[Begin Data to use]
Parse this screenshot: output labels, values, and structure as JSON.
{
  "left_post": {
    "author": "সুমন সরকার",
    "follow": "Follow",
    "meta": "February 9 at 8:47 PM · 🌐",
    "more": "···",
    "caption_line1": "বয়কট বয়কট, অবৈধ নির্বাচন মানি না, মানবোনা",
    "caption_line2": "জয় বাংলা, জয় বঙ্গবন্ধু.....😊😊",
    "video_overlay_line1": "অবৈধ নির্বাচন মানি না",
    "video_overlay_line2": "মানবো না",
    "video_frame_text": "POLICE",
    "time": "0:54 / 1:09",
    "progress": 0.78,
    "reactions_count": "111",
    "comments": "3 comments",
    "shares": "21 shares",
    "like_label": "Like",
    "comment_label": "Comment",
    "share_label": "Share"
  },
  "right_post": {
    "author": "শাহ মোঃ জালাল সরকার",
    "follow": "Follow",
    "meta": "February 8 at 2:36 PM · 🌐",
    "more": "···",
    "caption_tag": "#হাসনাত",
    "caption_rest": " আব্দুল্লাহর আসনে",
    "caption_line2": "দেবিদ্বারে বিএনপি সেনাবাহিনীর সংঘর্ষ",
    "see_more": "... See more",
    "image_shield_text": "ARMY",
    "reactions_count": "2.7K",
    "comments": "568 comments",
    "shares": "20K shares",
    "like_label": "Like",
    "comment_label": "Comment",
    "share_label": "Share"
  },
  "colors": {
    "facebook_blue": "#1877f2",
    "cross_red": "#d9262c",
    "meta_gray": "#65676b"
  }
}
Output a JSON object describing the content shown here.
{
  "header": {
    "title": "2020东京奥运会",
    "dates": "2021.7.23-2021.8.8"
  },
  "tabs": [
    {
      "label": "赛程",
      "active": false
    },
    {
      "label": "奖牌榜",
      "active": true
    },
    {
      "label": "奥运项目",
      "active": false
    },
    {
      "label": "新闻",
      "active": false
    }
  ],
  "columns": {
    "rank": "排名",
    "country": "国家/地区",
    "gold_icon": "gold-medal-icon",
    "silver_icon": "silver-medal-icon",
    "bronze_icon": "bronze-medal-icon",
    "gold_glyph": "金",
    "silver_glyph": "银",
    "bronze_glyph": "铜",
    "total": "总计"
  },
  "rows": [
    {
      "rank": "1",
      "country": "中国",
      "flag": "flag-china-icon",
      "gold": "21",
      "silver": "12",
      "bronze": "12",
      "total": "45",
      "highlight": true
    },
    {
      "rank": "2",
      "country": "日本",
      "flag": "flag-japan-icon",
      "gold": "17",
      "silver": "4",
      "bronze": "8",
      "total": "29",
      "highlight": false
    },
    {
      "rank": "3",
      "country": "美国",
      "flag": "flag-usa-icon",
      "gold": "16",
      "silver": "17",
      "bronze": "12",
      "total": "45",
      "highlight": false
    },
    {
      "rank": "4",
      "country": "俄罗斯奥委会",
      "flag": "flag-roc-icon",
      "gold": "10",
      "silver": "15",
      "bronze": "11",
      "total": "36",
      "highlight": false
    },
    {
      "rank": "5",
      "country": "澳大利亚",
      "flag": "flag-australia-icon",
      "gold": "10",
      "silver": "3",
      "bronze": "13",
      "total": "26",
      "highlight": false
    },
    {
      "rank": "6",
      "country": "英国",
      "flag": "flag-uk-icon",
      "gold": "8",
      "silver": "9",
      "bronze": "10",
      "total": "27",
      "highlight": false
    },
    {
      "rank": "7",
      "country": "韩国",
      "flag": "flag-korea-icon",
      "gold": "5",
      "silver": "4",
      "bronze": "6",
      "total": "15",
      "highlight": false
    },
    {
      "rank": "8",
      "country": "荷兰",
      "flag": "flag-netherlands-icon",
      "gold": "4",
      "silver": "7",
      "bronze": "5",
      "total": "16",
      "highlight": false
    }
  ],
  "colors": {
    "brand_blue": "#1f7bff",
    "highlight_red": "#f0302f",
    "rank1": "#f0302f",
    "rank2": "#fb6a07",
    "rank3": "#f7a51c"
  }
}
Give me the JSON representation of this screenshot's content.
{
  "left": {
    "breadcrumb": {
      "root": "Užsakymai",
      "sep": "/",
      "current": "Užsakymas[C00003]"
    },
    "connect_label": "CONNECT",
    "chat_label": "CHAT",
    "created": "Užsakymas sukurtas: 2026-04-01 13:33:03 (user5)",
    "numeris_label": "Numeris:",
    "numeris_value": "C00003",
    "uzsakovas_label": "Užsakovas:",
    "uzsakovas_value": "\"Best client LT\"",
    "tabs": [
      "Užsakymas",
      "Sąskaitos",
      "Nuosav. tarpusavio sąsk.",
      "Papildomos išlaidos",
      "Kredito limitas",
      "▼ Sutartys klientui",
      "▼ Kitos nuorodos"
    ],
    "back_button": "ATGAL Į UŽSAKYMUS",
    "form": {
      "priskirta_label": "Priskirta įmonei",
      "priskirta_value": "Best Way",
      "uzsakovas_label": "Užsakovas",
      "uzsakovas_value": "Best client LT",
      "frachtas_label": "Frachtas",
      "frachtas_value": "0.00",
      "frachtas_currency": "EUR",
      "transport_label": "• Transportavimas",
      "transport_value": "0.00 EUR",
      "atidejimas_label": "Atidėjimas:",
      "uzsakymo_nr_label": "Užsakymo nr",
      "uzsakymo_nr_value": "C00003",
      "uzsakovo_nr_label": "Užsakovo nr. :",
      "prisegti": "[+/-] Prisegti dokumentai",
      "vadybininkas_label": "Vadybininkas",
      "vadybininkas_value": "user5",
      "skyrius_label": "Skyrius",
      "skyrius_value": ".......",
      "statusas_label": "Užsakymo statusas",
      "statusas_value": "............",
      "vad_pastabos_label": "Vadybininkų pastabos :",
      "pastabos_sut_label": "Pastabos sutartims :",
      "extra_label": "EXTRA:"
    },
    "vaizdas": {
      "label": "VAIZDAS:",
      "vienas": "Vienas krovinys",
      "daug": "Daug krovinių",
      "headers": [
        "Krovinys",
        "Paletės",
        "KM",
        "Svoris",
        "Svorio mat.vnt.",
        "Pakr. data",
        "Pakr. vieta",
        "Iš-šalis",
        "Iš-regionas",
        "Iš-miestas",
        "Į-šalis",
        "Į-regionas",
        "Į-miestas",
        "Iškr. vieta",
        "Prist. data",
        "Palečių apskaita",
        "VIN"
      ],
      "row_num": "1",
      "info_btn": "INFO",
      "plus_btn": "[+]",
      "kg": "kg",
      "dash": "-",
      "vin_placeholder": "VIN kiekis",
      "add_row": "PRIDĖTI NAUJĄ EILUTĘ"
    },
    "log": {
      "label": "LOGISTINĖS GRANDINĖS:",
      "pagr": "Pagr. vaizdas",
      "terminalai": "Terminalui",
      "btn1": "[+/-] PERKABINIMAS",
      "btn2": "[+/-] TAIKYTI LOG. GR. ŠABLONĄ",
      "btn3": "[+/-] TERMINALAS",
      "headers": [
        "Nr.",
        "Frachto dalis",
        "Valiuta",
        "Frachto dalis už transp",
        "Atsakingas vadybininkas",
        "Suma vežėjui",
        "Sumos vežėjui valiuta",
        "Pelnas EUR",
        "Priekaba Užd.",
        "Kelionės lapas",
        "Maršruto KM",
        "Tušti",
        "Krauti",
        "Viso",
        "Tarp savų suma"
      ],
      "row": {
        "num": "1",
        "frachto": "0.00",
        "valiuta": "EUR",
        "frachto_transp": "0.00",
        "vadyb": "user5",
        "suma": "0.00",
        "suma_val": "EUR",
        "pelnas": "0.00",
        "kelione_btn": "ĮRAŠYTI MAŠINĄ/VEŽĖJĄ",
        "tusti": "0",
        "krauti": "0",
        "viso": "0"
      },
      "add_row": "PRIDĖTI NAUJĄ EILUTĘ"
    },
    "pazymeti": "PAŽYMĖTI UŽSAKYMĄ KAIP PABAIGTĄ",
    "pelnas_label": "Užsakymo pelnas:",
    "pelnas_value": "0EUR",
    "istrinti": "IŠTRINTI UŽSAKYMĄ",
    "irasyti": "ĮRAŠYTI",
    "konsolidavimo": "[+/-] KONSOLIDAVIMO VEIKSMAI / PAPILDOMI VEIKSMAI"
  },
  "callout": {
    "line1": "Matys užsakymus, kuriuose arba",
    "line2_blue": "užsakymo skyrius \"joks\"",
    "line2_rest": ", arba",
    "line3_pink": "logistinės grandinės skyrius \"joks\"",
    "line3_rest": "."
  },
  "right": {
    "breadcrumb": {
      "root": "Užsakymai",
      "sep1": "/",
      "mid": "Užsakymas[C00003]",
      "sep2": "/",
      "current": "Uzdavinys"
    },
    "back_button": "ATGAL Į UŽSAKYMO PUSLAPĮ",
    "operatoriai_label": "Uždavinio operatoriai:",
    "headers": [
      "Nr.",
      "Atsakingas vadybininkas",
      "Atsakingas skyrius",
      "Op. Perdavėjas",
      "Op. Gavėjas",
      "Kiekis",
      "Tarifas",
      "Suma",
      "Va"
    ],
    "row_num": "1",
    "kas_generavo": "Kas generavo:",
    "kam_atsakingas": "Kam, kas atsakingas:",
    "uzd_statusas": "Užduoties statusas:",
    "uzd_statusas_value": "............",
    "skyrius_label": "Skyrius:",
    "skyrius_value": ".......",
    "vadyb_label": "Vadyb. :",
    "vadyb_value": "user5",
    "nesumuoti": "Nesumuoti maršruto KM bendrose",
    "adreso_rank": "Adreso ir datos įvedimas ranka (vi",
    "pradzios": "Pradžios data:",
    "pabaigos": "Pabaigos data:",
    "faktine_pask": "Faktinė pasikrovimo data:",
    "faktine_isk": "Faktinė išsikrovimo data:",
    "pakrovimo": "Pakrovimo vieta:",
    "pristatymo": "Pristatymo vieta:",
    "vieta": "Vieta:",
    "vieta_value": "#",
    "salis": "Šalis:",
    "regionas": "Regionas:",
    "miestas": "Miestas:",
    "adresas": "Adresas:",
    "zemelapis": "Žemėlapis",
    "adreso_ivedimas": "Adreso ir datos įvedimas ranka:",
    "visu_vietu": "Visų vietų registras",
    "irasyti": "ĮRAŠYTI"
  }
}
[End Data to use]
* **Stated exercise**:
Give the count of lines in the records that contain "medal", and no other text.

* **Solution to this problem**:
3